### Written exercise
In your copy, repeat the records exactly and leave out the pictures.

───── Available records ─────

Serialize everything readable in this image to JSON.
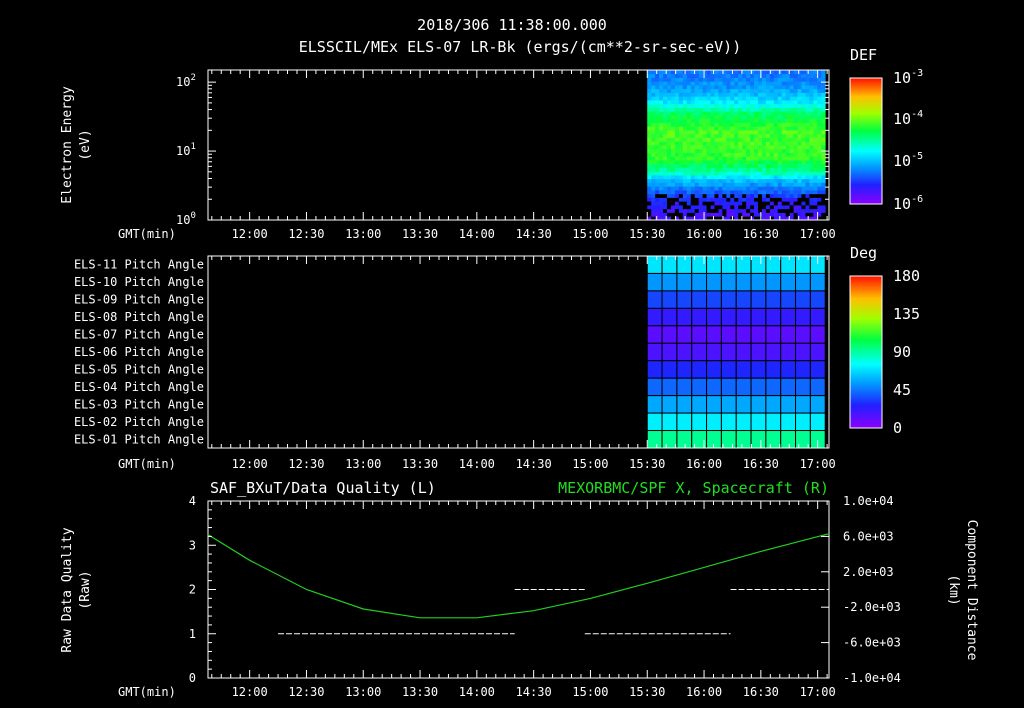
{
  "header": {
    "timestamp": "2018/306 11:38:00.000",
    "subtitle": "ELSSCIL/MEx ELS-07 LR-Bk  (ergs/(cm**2-sr-sec-eV))"
  },
  "time_axis": {
    "label": "GMT(min)",
    "ticks": [
      "12:00",
      "12:30",
      "13:00",
      "13:30",
      "14:00",
      "14:30",
      "15:00",
      "15:30",
      "16:00",
      "16:30",
      "17:00"
    ],
    "xlim": [
      "11:38",
      "17:06"
    ]
  },
  "colors": {
    "background": "#000000",
    "axes": "#ffffff",
    "component_line": "#22cc22",
    "right_title": "#22dd22"
  },
  "chart_data": [
    {
      "type": "heatmap",
      "ylabel": "Electron Energy",
      "yunit": "(eV)",
      "yscale": "log",
      "ylim": [
        1,
        150
      ],
      "yticks": [
        {
          "value": 1,
          "base": "10",
          "exp": "0"
        },
        {
          "value": 10,
          "base": "10",
          "exp": "1"
        },
        {
          "value": 100,
          "base": "10",
          "exp": "2"
        }
      ],
      "data_start": "15:30",
      "data_end": "17:04",
      "colorbar": {
        "title": "DEF",
        "ticks": [
          {
            "base": "10",
            "exp": "-3"
          },
          {
            "base": "10",
            "exp": "-4"
          },
          {
            "base": "10",
            "exp": "-5"
          },
          {
            "base": "10",
            "exp": "-6"
          }
        ]
      },
      "energy_profile": [
        {
          "energy": 1.0,
          "level": 0.08
        },
        {
          "energy": 2.0,
          "level": 0.15
        },
        {
          "energy": 3.0,
          "level": 0.27
        },
        {
          "energy": 4.0,
          "level": 0.36
        },
        {
          "energy": 5.0,
          "level": 0.5
        },
        {
          "energy": 8.0,
          "level": 0.62
        },
        {
          "energy": 20.0,
          "level": 0.64
        },
        {
          "energy": 35.0,
          "level": 0.55
        },
        {
          "energy": 50.0,
          "level": 0.4
        },
        {
          "energy": 80.0,
          "level": 0.3
        },
        {
          "energy": 150.0,
          "level": 0.24
        }
      ]
    },
    {
      "type": "heatmap",
      "rows": [
        "ELS-11 Pitch Angle",
        "ELS-10 Pitch Angle",
        "ELS-09 Pitch Angle",
        "ELS-08 Pitch Angle",
        "ELS-07 Pitch Angle",
        "ELS-06 Pitch Angle",
        "ELS-05 Pitch Angle",
        "ELS-04 Pitch Angle",
        "ELS-03 Pitch Angle",
        "ELS-02 Pitch Angle",
        "ELS-01 Pitch Angle"
      ],
      "pitch_angle_deg": [
        70,
        52,
        35,
        22,
        12,
        16,
        28,
        42,
        56,
        72,
        92
      ],
      "data_start": "15:30",
      "data_end": "17:04",
      "grid_columns": 12,
      "colorbar": {
        "title": "Deg",
        "range": [
          0,
          180
        ],
        "ticks": [
          "180",
          "135",
          "90",
          "45",
          "0"
        ]
      }
    },
    {
      "type": "line",
      "left_title": "SAF_BXuT/Data Quality (L)",
      "right_title": "MEXORBMC/SPF X, Spacecraft (R)",
      "ylabel_left": "Raw Data Quality",
      "ylabel_left_unit": "(Raw)",
      "ylabel_right": "Component Distance",
      "ylabel_right_unit": "(km)",
      "ylim_left": [
        0,
        4
      ],
      "left_ticks": [
        "0",
        "1",
        "2",
        "3",
        "4"
      ],
      "ylim_right": [
        -10000,
        10000
      ],
      "right_ticks": [
        "-1.0e+04",
        "-6.0e+03",
        "-2.0e+03",
        "2.0e+03",
        "6.0e+03",
        "1.0e+04"
      ],
      "series": [
        {
          "role": "data_quality",
          "segments": [
            {
              "start": "11:43",
              "end": "12:15",
              "value": 0
            },
            {
              "start": "12:15",
              "end": "14:20",
              "value": 1
            },
            {
              "start": "14:20",
              "end": "14:57",
              "value": 2
            },
            {
              "start": "14:57",
              "end": "16:14",
              "value": 1
            },
            {
              "start": "16:14",
              "end": "17:06",
              "value": 2
            }
          ]
        },
        {
          "role": "spacecraft_x",
          "points": [
            {
              "t": "11:38",
              "km": 6200
            },
            {
              "t": "12:00",
              "km": 3300
            },
            {
              "t": "12:30",
              "km": 0
            },
            {
              "t": "13:00",
              "km": -2200
            },
            {
              "t": "13:30",
              "km": -3200
            },
            {
              "t": "14:00",
              "km": -3200
            },
            {
              "t": "14:30",
              "km": -2400
            },
            {
              "t": "15:00",
              "km": -1000
            },
            {
              "t": "15:30",
              "km": 700
            },
            {
              "t": "16:00",
              "km": 2500
            },
            {
              "t": "16:30",
              "km": 4300
            },
            {
              "t": "17:06",
              "km": 6300
            }
          ]
        }
      ]
    }
  ]
}
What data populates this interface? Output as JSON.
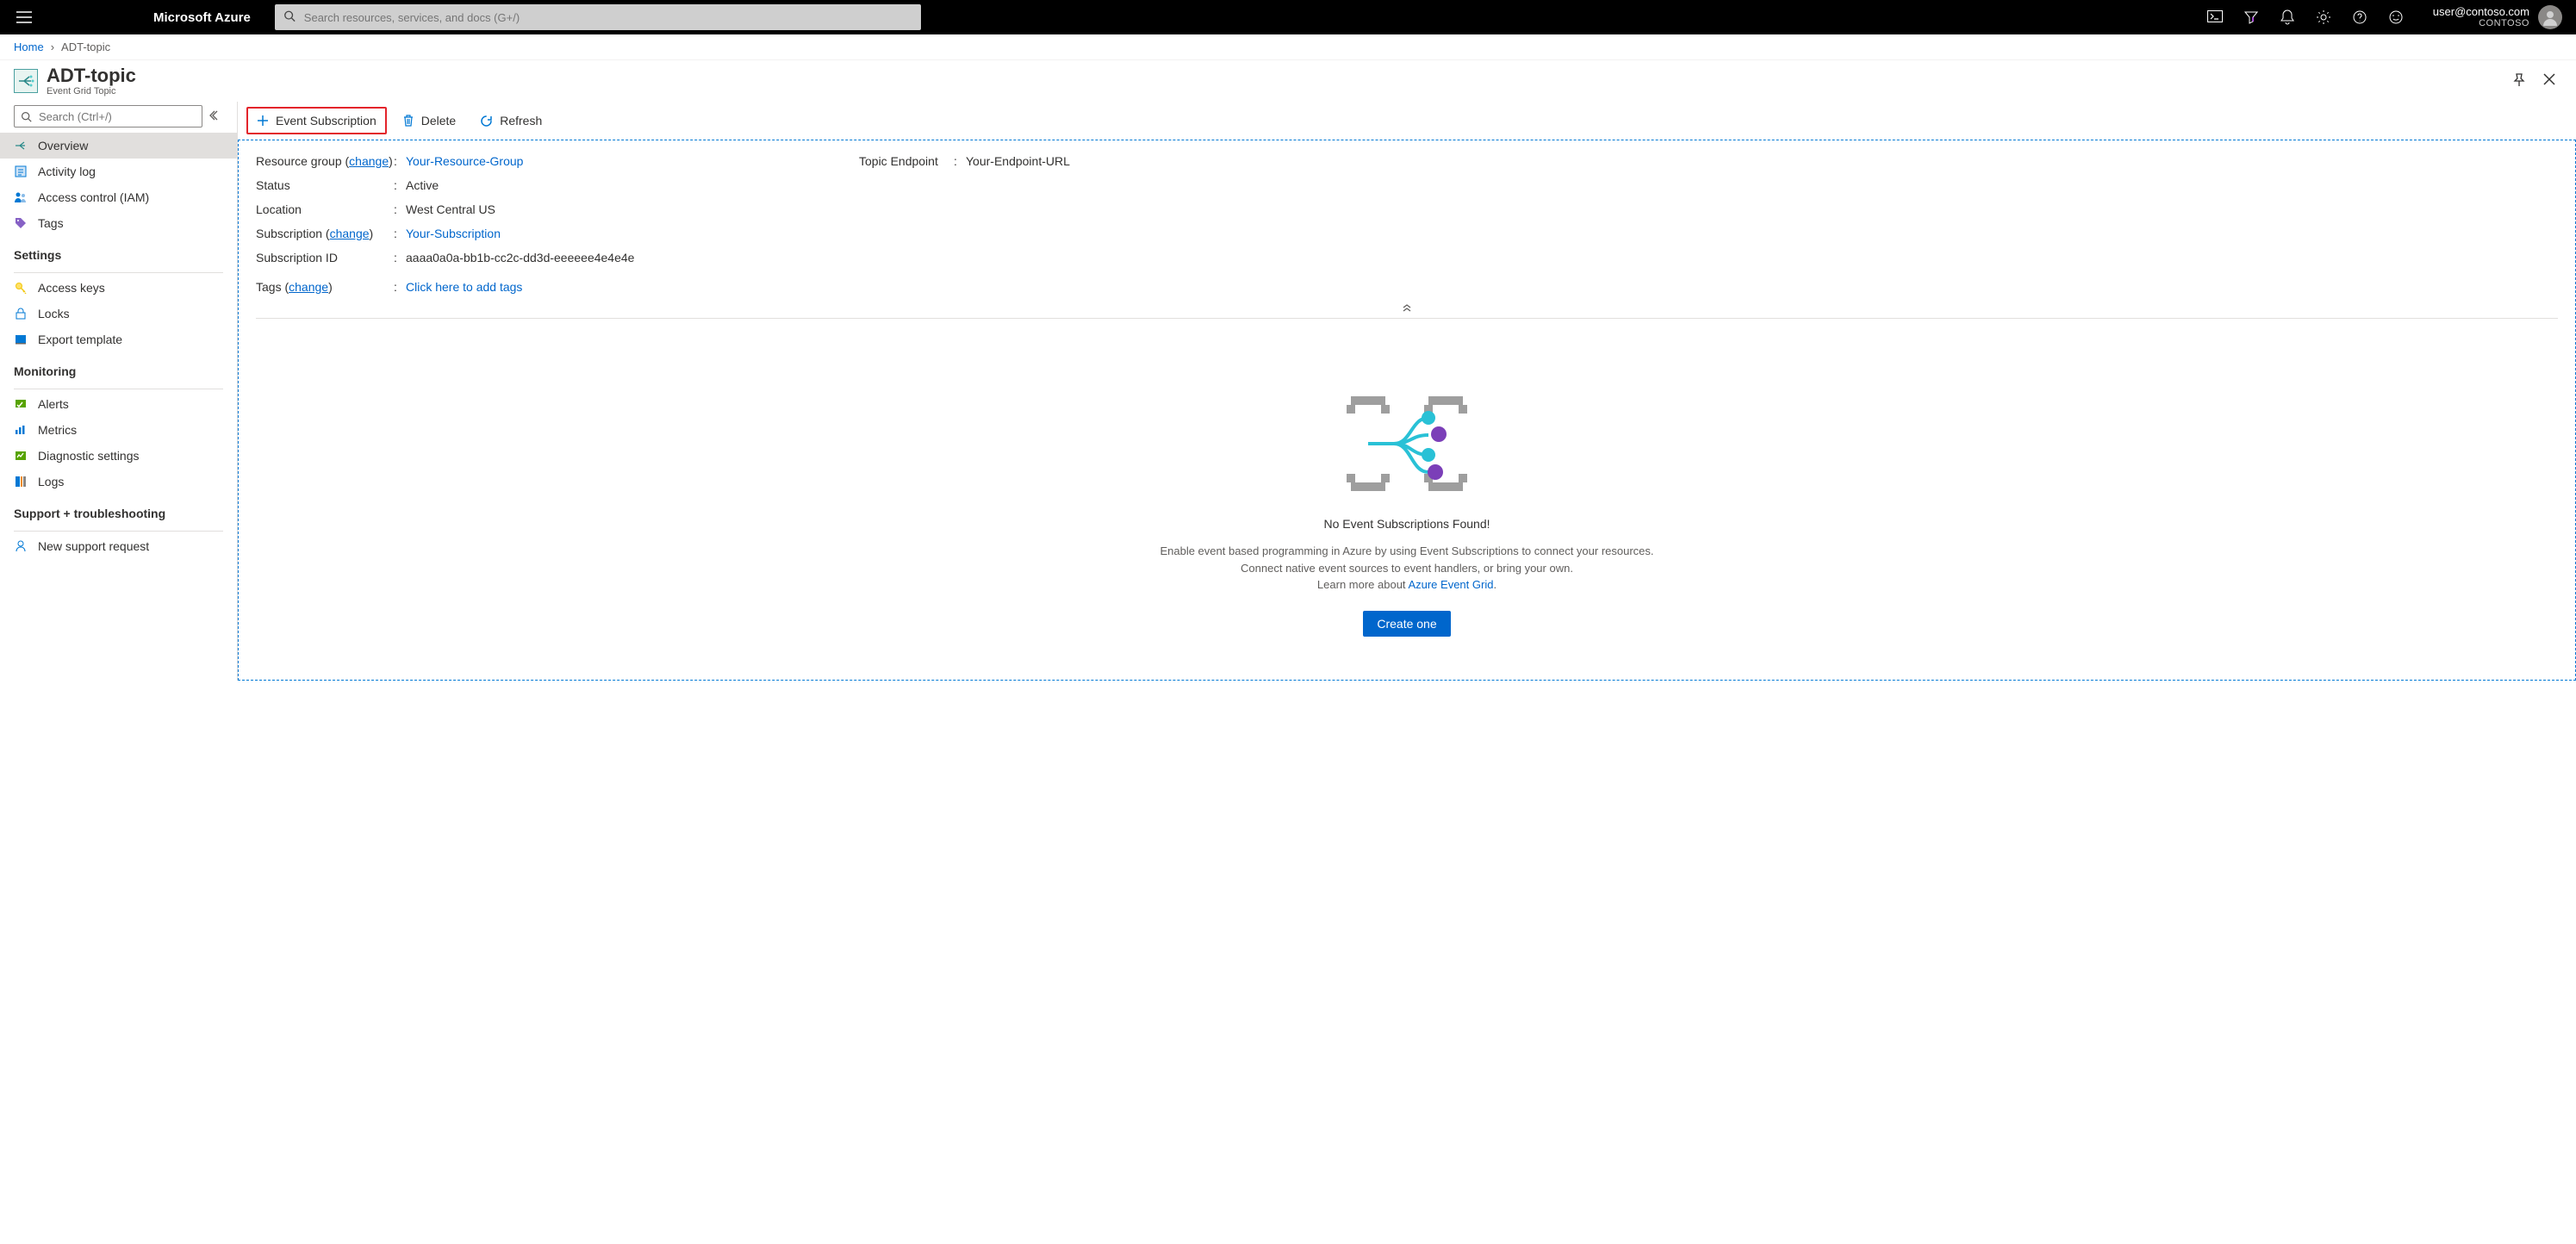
{
  "topbar": {
    "brand": "Microsoft Azure",
    "search_placeholder": "Search resources, services, and docs (G+/)",
    "user_email": "user@contoso.com",
    "user_tenant": "CONTOSO"
  },
  "breadcrumb": {
    "home": "Home",
    "current": "ADT-topic"
  },
  "title": {
    "name": "ADT-topic",
    "type": "Event Grid Topic"
  },
  "nav": {
    "search_placeholder": "Search (Ctrl+/)",
    "items": {
      "overview": "Overview",
      "activity": "Activity log",
      "iam": "Access control (IAM)",
      "tags": "Tags"
    },
    "settings_header": "Settings",
    "settings": {
      "keys": "Access keys",
      "locks": "Locks",
      "export": "Export template"
    },
    "monitoring_header": "Monitoring",
    "monitoring": {
      "alerts": "Alerts",
      "metrics": "Metrics",
      "diag": "Diagnostic settings",
      "logs": "Logs"
    },
    "support_header": "Support + troubleshooting",
    "support": {
      "request": "New support request"
    }
  },
  "cmdbar": {
    "event_sub": "Event Subscription",
    "delete": "Delete",
    "refresh": "Refresh"
  },
  "essentials": {
    "rg_label": "Resource group (",
    "change": "change",
    "rg_label_close": ")",
    "rg_value": "Your-Resource-Group",
    "status_label": "Status",
    "status_value": "Active",
    "location_label": "Location",
    "location_value": "West Central US",
    "sub_label": "Subscription (",
    "sub_value": "Your-Subscription",
    "subid_label": "Subscription ID",
    "subid_value": "aaaa0a0a-bb1b-cc2c-dd3d-eeeeee4e4e4e",
    "tags_label": "Tags (",
    "tags_value": "Click here to add tags",
    "endpoint_label": "Topic Endpoint",
    "endpoint_value": "Your-Endpoint-URL"
  },
  "empty": {
    "title": "No Event Subscriptions Found!",
    "desc1": "Enable event based programming in Azure by using Event Subscriptions to connect your resources.",
    "desc2": "Connect native event sources to event handlers, or bring your own.",
    "desc3a": "Learn more about ",
    "desc3link": "Azure Event Grid",
    "button": "Create one"
  }
}
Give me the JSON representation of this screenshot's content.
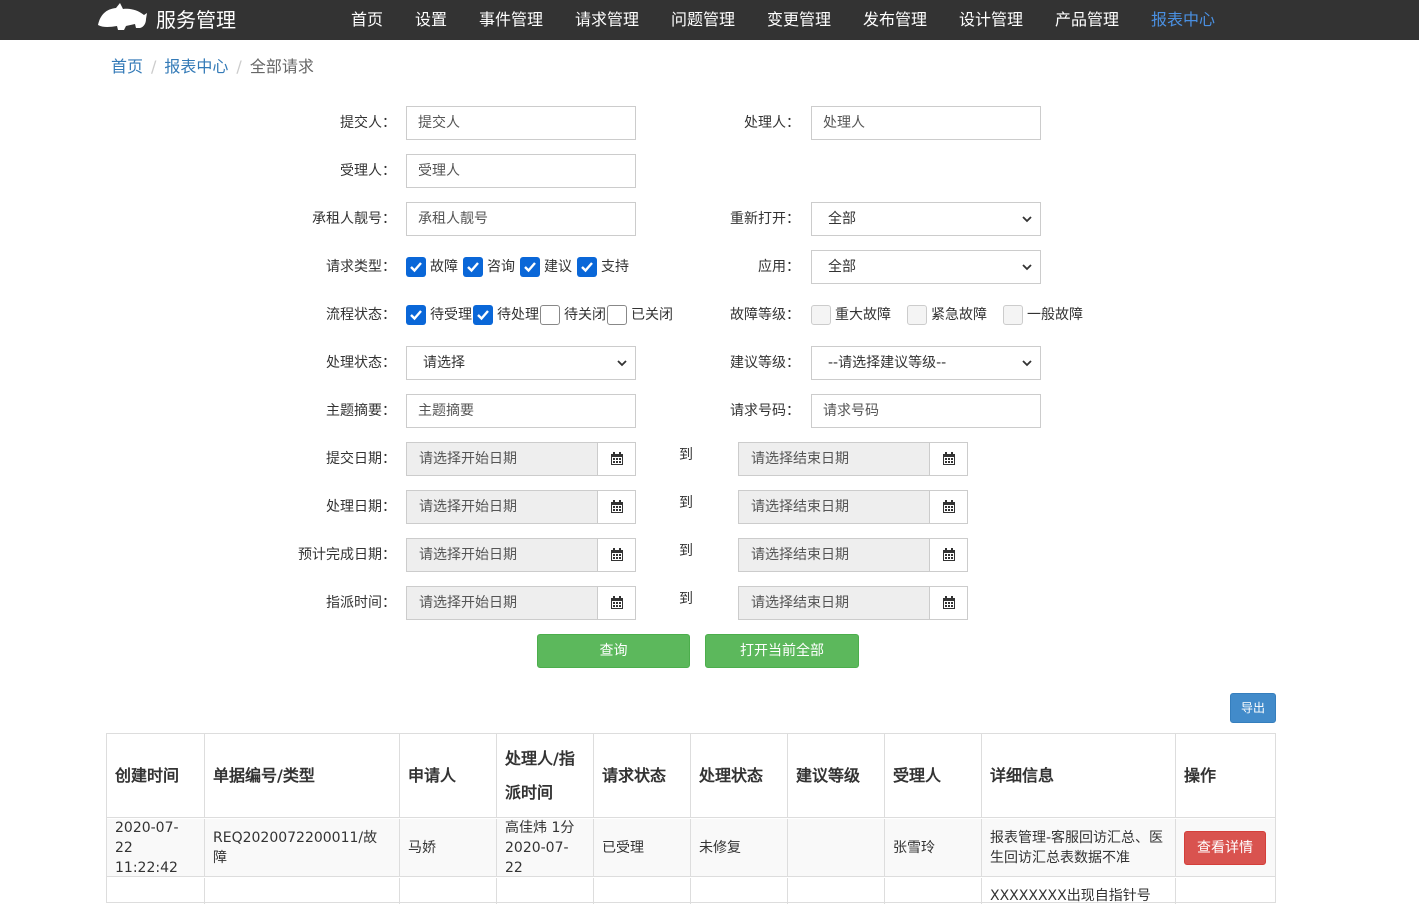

─────

### The solution
Serialize everything readable in this image to JSON.
{
  "header": {
    "timestamp": "2018/306 11:38:00.000",
    "subtitle": "ELSSCIL/MEx ELS-07 LR-Bk  (ergs/(cm**2-sr-sec-eV))"
  },
  "time_axis": {
    "label": "GMT(min)",
    "ticks": [
      "12:00",
      "12:30",
      "13:00",
      "13:30",
      "14:00",
      "14:30",
      "15:00",
      "15:30",
      "16:00",
      "16:30",
      "17:00"
    ],
    "xlim": [
      "11:38",
      "17:06"
    ]
  },
  "colors": {
    "background": "#000000",
    "axes": "#ffffff",
    "component_line": "#22cc22",
    "right_title": "#22dd22"
  },
  "chart_data": [
    {
      "type": "heatmap",
      "ylabel": "Electron Energy",
      "yunit": "(eV)",
      "yscale": "log",
      "ylim": [
        1,
        150
      ],
      "yticks": [
        {
          "value": 1,
          "base": "10",
          "exp": "0"
        },
        {
          "value": 10,
          "base": "10",
          "exp": "1"
        },
        {
          "value": 100,
          "base": "10",
          "exp": "2"
        }
      ],
      "data_start": "15:30",
      "data_end": "17:04",
      "colorbar": {
        "title": "DEF",
        "ticks": [
          {
            "base": "10",
            "exp": "-3"
          },
          {
            "base": "10",
            "exp": "-4"
          },
          {
            "base": "10",
            "exp": "-5"
          },
          {
            "base": "10",
            "exp": "-6"
          }
        ]
      },
      "energy_profile": [
        {
          "energy": 1.0,
          "level": 0.08
        },
        {
          "energy": 2.0,
          "level": 0.15
        },
        {
          "energy": 3.0,
          "level": 0.27
        },
        {
          "energy": 4.0,
          "level": 0.36
        },
        {
          "energy": 5.0,
          "level": 0.5
        },
        {
          "energy": 8.0,
          "level": 0.62
        },
        {
          "energy": 20.0,
          "level": 0.64
        },
        {
          "energy": 35.0,
          "level": 0.55
        },
        {
          "energy": 50.0,
          "level": 0.4
        },
        {
          "energy": 80.0,
          "level": 0.3
        },
        {
          "energy": 150.0,
          "level": 0.24
        }
      ]
    },
    {
      "type": "heatmap",
      "rows": [
        "ELS-11 Pitch Angle",
        "ELS-10 Pitch Angle",
        "ELS-09 Pitch Angle",
        "ELS-08 Pitch Angle",
        "ELS-07 Pitch Angle",
        "ELS-06 Pitch Angle",
        "ELS-05 Pitch Angle",
        "ELS-04 Pitch Angle",
        "ELS-03 Pitch Angle",
        "ELS-02 Pitch Angle",
        "ELS-01 Pitch Angle"
      ],
      "pitch_angle_deg": [
        70,
        52,
        35,
        22,
        12,
        16,
        28,
        42,
        56,
        72,
        92
      ],
      "data_start": "15:30",
      "data_end": "17:04",
      "grid_columns": 12,
      "colorbar": {
        "title": "Deg",
        "range": [
          0,
          180
        ],
        "ticks": [
          "180",
          "135",
          "90",
          "45",
          "0"
        ]
      }
    },
    {
      "type": "line",
      "left_title": "SAF_BXuT/Data Quality (L)",
      "right_title": "MEXORBMC/SPF X, Spacecraft (R)",
      "ylabel_left": "Raw Data Quality",
      "ylabel_left_unit": "(Raw)",
      "ylabel_right": "Component Distance",
      "ylabel_right_unit": "(km)",
      "ylim_left": [
        0,
        4
      ],
      "left_ticks": [
        "0",
        "1",
        "2",
        "3",
        "4"
      ],
      "ylim_right": [
        -10000,
        10000
      ],
      "right_ticks": [
        "-1.0e+04",
        "-6.0e+03",
        "-2.0e+03",
        "2.0e+03",
        "6.0e+03",
        "1.0e+04"
      ],
      "series": [
        {
          "role": "data_quality",
          "segments": [
            {
              "start": "11:43",
              "end": "12:15",
              "value": 0
            },
            {
              "start": "12:15",
              "end": "14:20",
              "value": 1
            },
            {
              "start": "14:20",
              "end": "14:57",
              "value": 2
            },
            {
              "start": "14:57",
              "end": "16:14",
              "value": 1
            },
            {
              "start": "16:14",
              "end": "17:06",
              "value": 2
            }
          ]
        },
        {
          "role": "spacecraft_x",
          "points": [
            {
              "t": "11:38",
              "km": 6200
            },
            {
              "t": "12:00",
              "km": 3300
            },
            {
              "t": "12:30",
              "km": 0
            },
            {
              "t": "13:00",
              "km": -2200
            },
            {
              "t": "13:30",
              "km": -3200
            },
            {
              "t": "14:00",
              "km": -3200
            },
            {
              "t": "14:30",
              "km": -2400
            },
            {
              "t": "15:00",
              "km": -1000
            },
            {
              "t": "15:30",
              "km": 700
            },
            {
              "t": "16:00",
              "km": 2500
            },
            {
              "t": "16:30",
              "km": 4300
            },
            {
              "t": "17:06",
              "km": 6300
            }
          ]
        }
      ]
    }
  ]
}
What data populates this interface? Output as JSON.
{
  "topbar": {
    "brand": "Microsoft Azure",
    "search_placeholder": "Search resources, services, and docs (G+/)",
    "user_email": "user@contoso.com",
    "user_tenant": "CONTOSO"
  },
  "breadcrumb": {
    "home": "Home",
    "current": "ADT-topic"
  },
  "title": {
    "name": "ADT-topic",
    "type": "Event Grid Topic"
  },
  "nav": {
    "search_placeholder": "Search (Ctrl+/)",
    "items": {
      "overview": "Overview",
      "activity": "Activity log",
      "iam": "Access control (IAM)",
      "tags": "Tags"
    },
    "settings_header": "Settings",
    "settings": {
      "keys": "Access keys",
      "locks": "Locks",
      "export": "Export template"
    },
    "monitoring_header": "Monitoring",
    "monitoring": {
      "alerts": "Alerts",
      "metrics": "Metrics",
      "diag": "Diagnostic settings",
      "logs": "Logs"
    },
    "support_header": "Support + troubleshooting",
    "support": {
      "request": "New support request"
    }
  },
  "cmdbar": {
    "event_sub": "Event Subscription",
    "delete": "Delete",
    "refresh": "Refresh"
  },
  "essentials": {
    "rg_label": "Resource group (",
    "change": "change",
    "rg_label_close": ")",
    "rg_value": "Your-Resource-Group",
    "status_label": "Status",
    "status_value": "Active",
    "location_label": "Location",
    "location_value": "West Central US",
    "sub_label": "Subscription (",
    "sub_value": "Your-Subscription",
    "subid_label": "Subscription ID",
    "subid_value": "aaaa0a0a-bb1b-cc2c-dd3d-eeeeee4e4e4e",
    "tags_label": "Tags (",
    "tags_value": "Click here to add tags",
    "endpoint_label": "Topic Endpoint",
    "endpoint_value": "Your-Endpoint-URL"
  },
  "empty": {
    "title": "No Event Subscriptions Found!",
    "desc1": "Enable event based programming in Azure by using Event Subscriptions to connect your resources.",
    "desc2": "Connect native event sources to event handlers, or bring your own.",
    "desc3a": "Learn more about ",
    "desc3link": "Azure Event Grid",
    "button": "Create one"
  }
}
Give me the JSON representation of this screenshot's content.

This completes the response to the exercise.